Task instructions: Write the material out again, line by line, exactly as it is.
[START]
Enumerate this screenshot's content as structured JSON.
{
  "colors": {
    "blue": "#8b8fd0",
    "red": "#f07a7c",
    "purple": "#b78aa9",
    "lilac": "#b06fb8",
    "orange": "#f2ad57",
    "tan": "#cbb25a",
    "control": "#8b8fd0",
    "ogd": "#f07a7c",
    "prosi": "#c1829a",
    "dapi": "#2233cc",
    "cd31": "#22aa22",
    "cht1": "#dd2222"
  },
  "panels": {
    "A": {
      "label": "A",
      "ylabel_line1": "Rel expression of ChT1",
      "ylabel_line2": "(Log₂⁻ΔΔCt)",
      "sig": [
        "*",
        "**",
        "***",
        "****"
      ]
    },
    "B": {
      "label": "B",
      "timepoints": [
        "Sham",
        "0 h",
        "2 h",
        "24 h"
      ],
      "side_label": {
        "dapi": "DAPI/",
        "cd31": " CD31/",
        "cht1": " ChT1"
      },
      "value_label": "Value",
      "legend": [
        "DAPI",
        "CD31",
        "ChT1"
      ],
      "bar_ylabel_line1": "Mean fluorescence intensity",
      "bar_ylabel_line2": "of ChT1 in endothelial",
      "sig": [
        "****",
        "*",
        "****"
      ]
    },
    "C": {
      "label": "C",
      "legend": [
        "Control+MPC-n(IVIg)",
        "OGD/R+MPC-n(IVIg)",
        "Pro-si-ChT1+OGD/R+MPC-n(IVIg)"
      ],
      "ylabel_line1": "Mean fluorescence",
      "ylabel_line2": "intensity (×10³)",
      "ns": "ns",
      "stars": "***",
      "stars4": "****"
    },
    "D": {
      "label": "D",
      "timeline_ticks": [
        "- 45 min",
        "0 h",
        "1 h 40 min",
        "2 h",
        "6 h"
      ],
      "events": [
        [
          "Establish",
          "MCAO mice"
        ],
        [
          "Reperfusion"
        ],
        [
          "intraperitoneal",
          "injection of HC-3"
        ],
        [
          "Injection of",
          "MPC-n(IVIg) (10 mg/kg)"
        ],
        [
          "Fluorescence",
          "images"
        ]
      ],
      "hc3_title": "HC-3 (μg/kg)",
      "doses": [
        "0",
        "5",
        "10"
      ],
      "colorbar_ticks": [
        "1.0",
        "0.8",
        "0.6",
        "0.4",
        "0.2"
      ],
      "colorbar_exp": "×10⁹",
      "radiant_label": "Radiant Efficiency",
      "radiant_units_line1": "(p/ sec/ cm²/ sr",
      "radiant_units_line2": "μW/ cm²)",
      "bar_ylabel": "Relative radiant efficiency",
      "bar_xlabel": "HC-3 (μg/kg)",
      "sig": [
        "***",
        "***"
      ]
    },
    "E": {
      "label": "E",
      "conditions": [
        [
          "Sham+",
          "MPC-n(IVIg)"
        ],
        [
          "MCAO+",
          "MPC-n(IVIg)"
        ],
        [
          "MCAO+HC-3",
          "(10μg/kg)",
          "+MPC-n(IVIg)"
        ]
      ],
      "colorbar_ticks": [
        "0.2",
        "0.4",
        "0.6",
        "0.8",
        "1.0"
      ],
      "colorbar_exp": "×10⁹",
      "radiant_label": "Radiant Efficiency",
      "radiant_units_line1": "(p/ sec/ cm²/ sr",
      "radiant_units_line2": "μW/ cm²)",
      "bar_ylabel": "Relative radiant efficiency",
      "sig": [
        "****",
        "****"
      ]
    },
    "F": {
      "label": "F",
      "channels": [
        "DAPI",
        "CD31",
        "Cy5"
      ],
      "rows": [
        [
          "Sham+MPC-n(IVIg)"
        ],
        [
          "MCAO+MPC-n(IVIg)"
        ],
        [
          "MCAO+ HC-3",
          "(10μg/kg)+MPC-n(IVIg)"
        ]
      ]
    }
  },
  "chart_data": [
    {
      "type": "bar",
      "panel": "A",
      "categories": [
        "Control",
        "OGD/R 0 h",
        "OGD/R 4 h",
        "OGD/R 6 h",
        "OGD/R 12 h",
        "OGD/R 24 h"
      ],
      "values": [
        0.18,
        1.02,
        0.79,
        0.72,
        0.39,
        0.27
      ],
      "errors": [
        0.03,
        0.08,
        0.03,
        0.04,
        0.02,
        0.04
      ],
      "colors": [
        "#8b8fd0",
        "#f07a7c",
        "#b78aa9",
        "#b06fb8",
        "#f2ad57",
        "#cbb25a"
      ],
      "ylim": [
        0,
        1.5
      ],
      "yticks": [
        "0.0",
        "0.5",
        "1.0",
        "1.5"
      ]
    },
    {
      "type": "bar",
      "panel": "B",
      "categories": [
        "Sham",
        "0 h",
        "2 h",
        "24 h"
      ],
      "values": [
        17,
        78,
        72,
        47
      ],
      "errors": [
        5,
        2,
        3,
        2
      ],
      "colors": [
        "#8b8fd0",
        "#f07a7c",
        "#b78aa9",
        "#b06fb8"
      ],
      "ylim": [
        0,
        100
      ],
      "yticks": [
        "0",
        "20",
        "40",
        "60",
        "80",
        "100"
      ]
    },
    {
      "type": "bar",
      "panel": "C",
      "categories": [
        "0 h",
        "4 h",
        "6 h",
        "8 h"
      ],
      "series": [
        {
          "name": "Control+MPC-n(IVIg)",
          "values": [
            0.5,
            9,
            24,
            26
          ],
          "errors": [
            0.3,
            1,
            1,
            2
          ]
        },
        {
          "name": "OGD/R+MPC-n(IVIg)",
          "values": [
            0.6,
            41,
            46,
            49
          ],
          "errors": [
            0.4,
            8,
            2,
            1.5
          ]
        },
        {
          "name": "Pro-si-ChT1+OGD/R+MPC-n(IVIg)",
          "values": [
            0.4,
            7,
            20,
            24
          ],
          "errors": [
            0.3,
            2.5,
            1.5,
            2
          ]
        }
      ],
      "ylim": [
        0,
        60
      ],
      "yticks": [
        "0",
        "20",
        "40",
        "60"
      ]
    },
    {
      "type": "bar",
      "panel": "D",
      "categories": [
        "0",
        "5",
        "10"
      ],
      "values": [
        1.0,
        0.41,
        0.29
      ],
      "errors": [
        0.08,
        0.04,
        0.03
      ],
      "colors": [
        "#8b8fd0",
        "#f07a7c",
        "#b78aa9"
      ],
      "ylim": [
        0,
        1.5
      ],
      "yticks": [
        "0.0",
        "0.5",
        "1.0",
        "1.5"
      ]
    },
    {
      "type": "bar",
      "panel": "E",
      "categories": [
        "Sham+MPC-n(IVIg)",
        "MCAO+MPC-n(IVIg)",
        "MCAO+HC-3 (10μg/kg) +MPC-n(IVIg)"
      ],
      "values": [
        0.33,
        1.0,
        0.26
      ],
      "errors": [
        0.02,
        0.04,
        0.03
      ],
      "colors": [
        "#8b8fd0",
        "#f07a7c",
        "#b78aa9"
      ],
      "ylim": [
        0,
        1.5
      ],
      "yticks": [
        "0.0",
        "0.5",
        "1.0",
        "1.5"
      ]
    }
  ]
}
[END]
Output for this exercise:
Enumerate this screenshot's content as structured JSON.
{
  "colors": {
    "blue": "#8b8fd0",
    "red": "#f07a7c",
    "purple": "#b78aa9",
    "lilac": "#b06fb8",
    "orange": "#f2ad57",
    "tan": "#cbb25a",
    "control": "#8b8fd0",
    "ogd": "#f07a7c",
    "prosi": "#c1829a",
    "dapi": "#2233cc",
    "cd31": "#22aa22",
    "cht1": "#dd2222"
  },
  "panels": {
    "A": {
      "label": "A",
      "ylabel_line1": "Rel expression of ChT1",
      "ylabel_line2": "(Log₂⁻ΔΔCt)",
      "sig": [
        "*",
        "**",
        "***",
        "****"
      ]
    },
    "B": {
      "label": "B",
      "timepoints": [
        "Sham",
        "0 h",
        "2 h",
        "24 h"
      ],
      "side_label": {
        "dapi": "DAPI/",
        "cd31": " CD31/",
        "cht1": " ChT1"
      },
      "value_label": "Value",
      "legend": [
        "DAPI",
        "CD31",
        "ChT1"
      ],
      "bar_ylabel_line1": "Mean fluorescence intensity",
      "bar_ylabel_line2": "of ChT1 in endothelial",
      "sig": [
        "****",
        "*",
        "****"
      ]
    },
    "C": {
      "label": "C",
      "legend": [
        "Control+MPC-n(IVIg)",
        "OGD/R+MPC-n(IVIg)",
        "Pro-si-ChT1+OGD/R+MPC-n(IVIg)"
      ],
      "ylabel_line1": "Mean fluorescence",
      "ylabel_line2": "intensity (×10³)",
      "ns": "ns",
      "stars": "***",
      "stars4": "****"
    },
    "D": {
      "label": "D",
      "timeline_ticks": [
        "- 45 min",
        "0 h",
        "1 h 40 min",
        "2 h",
        "6 h"
      ],
      "events": [
        [
          "Establish",
          "MCAO mice"
        ],
        [
          "Reperfusion"
        ],
        [
          "intraperitoneal",
          "injection of HC-3"
        ],
        [
          "Injection of",
          "MPC-n(IVIg) (10 mg/kg)"
        ],
        [
          "Fluorescence",
          "images"
        ]
      ],
      "hc3_title": "HC-3 (μg/kg)",
      "doses": [
        "0",
        "5",
        "10"
      ],
      "colorbar_ticks": [
        "1.0",
        "0.8",
        "0.6",
        "0.4",
        "0.2"
      ],
      "colorbar_exp": "×10⁹",
      "radiant_label": "Radiant Efficiency",
      "radiant_units_line1": "(p/ sec/ cm²/ sr",
      "radiant_units_line2": "μW/ cm²)",
      "bar_ylabel": "Relative radiant efficiency",
      "bar_xlabel": "HC-3 (μg/kg)",
      "sig": [
        "***",
        "***"
      ]
    },
    "E": {
      "label": "E",
      "conditions": [
        [
          "Sham+",
          "MPC-n(IVIg)"
        ],
        [
          "MCAO+",
          "MPC-n(IVIg)"
        ],
        [
          "MCAO+HC-3",
          "(10μg/kg)",
          "+MPC-n(IVIg)"
        ]
      ],
      "colorbar_ticks": [
        "0.2",
        "0.4",
        "0.6",
        "0.8",
        "1.0"
      ],
      "colorbar_exp": "×10⁹",
      "radiant_label": "Radiant Efficiency",
      "radiant_units_line1": "(p/ sec/ cm²/ sr",
      "radiant_units_line2": "μW/ cm²)",
      "bar_ylabel": "Relative radiant efficiency",
      "sig": [
        "****",
        "****"
      ]
    },
    "F": {
      "label": "F",
      "channels": [
        "DAPI",
        "CD31",
        "Cy5"
      ],
      "rows": [
        [
          "Sham+MPC-n(IVIg)"
        ],
        [
          "MCAO+MPC-n(IVIg)"
        ],
        [
          "MCAO+ HC-3",
          "(10μg/kg)+MPC-n(IVIg)"
        ]
      ]
    }
  },
  "chart_data": [
    {
      "type": "bar",
      "panel": "A",
      "categories": [
        "Control",
        "OGD/R 0 h",
        "OGD/R 4 h",
        "OGD/R 6 h",
        "OGD/R 12 h",
        "OGD/R 24 h"
      ],
      "values": [
        0.18,
        1.02,
        0.79,
        0.72,
        0.39,
        0.27
      ],
      "errors": [
        0.03,
        0.08,
        0.03,
        0.04,
        0.02,
        0.04
      ],
      "colors": [
        "#8b8fd0",
        "#f07a7c",
        "#b78aa9",
        "#b06fb8",
        "#f2ad57",
        "#cbb25a"
      ],
      "ylim": [
        0,
        1.5
      ],
      "yticks": [
        "0.0",
        "0.5",
        "1.0",
        "1.5"
      ]
    },
    {
      "type": "bar",
      "panel": "B",
      "categories": [
        "Sham",
        "0 h",
        "2 h",
        "24 h"
      ],
      "values": [
        17,
        78,
        72,
        47
      ],
      "errors": [
        5,
        2,
        3,
        2
      ],
      "colors": [
        "#8b8fd0",
        "#f07a7c",
        "#b78aa9",
        "#b06fb8"
      ],
      "ylim": [
        0,
        100
      ],
      "yticks": [
        "0",
        "20",
        "40",
        "60",
        "80",
        "100"
      ]
    },
    {
      "type": "bar",
      "panel": "C",
      "categories": [
        "0 h",
        "4 h",
        "6 h",
        "8 h"
      ],
      "series": [
        {
          "name": "Control+MPC-n(IVIg)",
          "values": [
            0.5,
            9,
            24,
            26
          ],
          "errors": [
            0.3,
            1,
            1,
            2
          ]
        },
        {
          "name": "OGD/R+MPC-n(IVIg)",
          "values": [
            0.6,
            41,
            46,
            49
          ],
          "errors": [
            0.4,
            8,
            2,
            1.5
          ]
        },
        {
          "name": "Pro-si-ChT1+OGD/R+MPC-n(IVIg)",
          "values": [
            0.4,
            7,
            20,
            24
          ],
          "errors": [
            0.3,
            2.5,
            1.5,
            2
          ]
        }
      ],
      "ylim": [
        0,
        60
      ],
      "yticks": [
        "0",
        "20",
        "40",
        "60"
      ]
    },
    {
      "type": "bar",
      "panel": "D",
      "categories": [
        "0",
        "5",
        "10"
      ],
      "values": [
        1.0,
        0.41,
        0.29
      ],
      "errors": [
        0.08,
        0.04,
        0.03
      ],
      "colors": [
        "#8b8fd0",
        "#f07a7c",
        "#b78aa9"
      ],
      "ylim": [
        0,
        1.5
      ],
      "yticks": [
        "0.0",
        "0.5",
        "1.0",
        "1.5"
      ]
    },
    {
      "type": "bar",
      "panel": "E",
      "categories": [
        "Sham+MPC-n(IVIg)",
        "MCAO+MPC-n(IVIg)",
        "MCAO+HC-3 (10μg/kg) +MPC-n(IVIg)"
      ],
      "values": [
        0.33,
        1.0,
        0.26
      ],
      "errors": [
        0.02,
        0.04,
        0.03
      ],
      "colors": [
        "#8b8fd0",
        "#f07a7c",
        "#b78aa9"
      ],
      "ylim": [
        0,
        1.5
      ],
      "yticks": [
        "0.0",
        "0.5",
        "1.0",
        "1.5"
      ]
    }
  ]
}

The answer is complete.